▶ _Entries_
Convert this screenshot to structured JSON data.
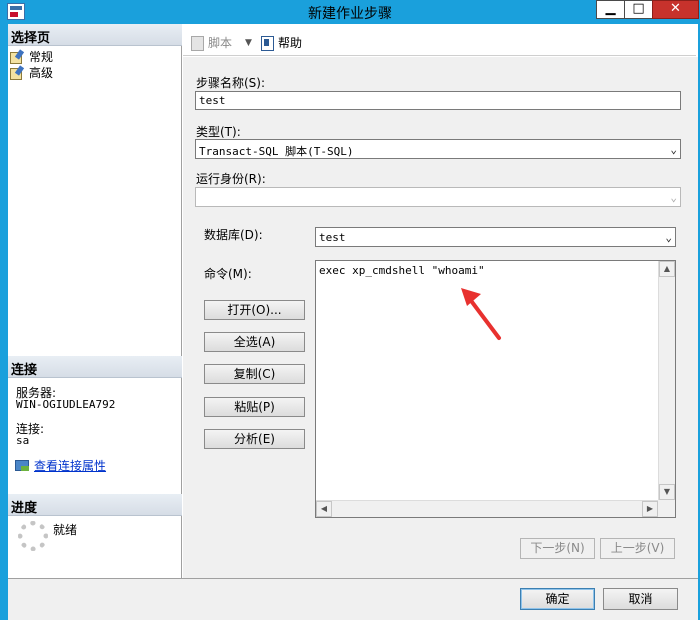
{
  "window": {
    "title": "新建作业步骤",
    "min": "▁",
    "max": "□",
    "close": "✕"
  },
  "sidebar": {
    "select_page_header": "选择页",
    "pages": [
      {
        "label": "常规",
        "icon": "general-page-icon"
      },
      {
        "label": "高级",
        "icon": "advanced-page-icon"
      }
    ],
    "connection_header": "连接",
    "server_label": "服务器:",
    "server_value": "WIN-OGIUDLEA792",
    "connection_label": "连接:",
    "connection_value": "sa",
    "view_properties_link": "查看连接属性",
    "progress_header": "进度",
    "progress_status": "就绪"
  },
  "toolbar": {
    "script_label": "脚本",
    "help_label": "帮助"
  },
  "form": {
    "step_name_label": "步骤名称(S):",
    "step_name_value": "test",
    "type_label": "类型(T):",
    "type_value": "Transact-SQL 脚本(T-SQL)",
    "run_as_label": "运行身份(R):",
    "run_as_value": "",
    "database_label": "数据库(D):",
    "database_value": "test",
    "command_label": "命令(M):",
    "command_value": "exec xp_cmdshell \"whoami\""
  },
  "command_buttons": {
    "open": "打开(O)...",
    "select_all": "全选(A)",
    "copy": "复制(C)",
    "paste": "粘贴(P)",
    "parse": "分析(E)"
  },
  "nav_buttons": {
    "next": "下一步(N)",
    "previous": "上一步(V)"
  },
  "dialog_buttons": {
    "ok": "确定",
    "cancel": "取消"
  },
  "colors": {
    "titlebar": "#1aa0dc",
    "close_button": "#c7322c",
    "annotation_arrow": "#e8312f",
    "link": "#0033cc"
  }
}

▶ _Prompt_
Copy out all of the material exactly as written, without its pictures.

▶ _Completed task_
Convert this screenshot to structured JSON data.
{
  "window": {
    "title": "新建作业步骤",
    "min": "▁",
    "max": "□",
    "close": "✕"
  },
  "sidebar": {
    "select_page_header": "选择页",
    "pages": [
      {
        "label": "常规",
        "icon": "general-page-icon"
      },
      {
        "label": "高级",
        "icon": "advanced-page-icon"
      }
    ],
    "connection_header": "连接",
    "server_label": "服务器:",
    "server_value": "WIN-OGIUDLEA792",
    "connection_label": "连接:",
    "connection_value": "sa",
    "view_properties_link": "查看连接属性",
    "progress_header": "进度",
    "progress_status": "就绪"
  },
  "toolbar": {
    "script_label": "脚本",
    "help_label": "帮助"
  },
  "form": {
    "step_name_label": "步骤名称(S):",
    "step_name_value": "test",
    "type_label": "类型(T):",
    "type_value": "Transact-SQL 脚本(T-SQL)",
    "run_as_label": "运行身份(R):",
    "run_as_value": "",
    "database_label": "数据库(D):",
    "database_value": "test",
    "command_label": "命令(M):",
    "command_value": "exec xp_cmdshell \"whoami\""
  },
  "command_buttons": {
    "open": "打开(O)...",
    "select_all": "全选(A)",
    "copy": "复制(C)",
    "paste": "粘贴(P)",
    "parse": "分析(E)"
  },
  "nav_buttons": {
    "next": "下一步(N)",
    "previous": "上一步(V)"
  },
  "dialog_buttons": {
    "ok": "确定",
    "cancel": "取消"
  },
  "colors": {
    "titlebar": "#1aa0dc",
    "close_button": "#c7322c",
    "annotation_arrow": "#e8312f",
    "link": "#0033cc"
  }
}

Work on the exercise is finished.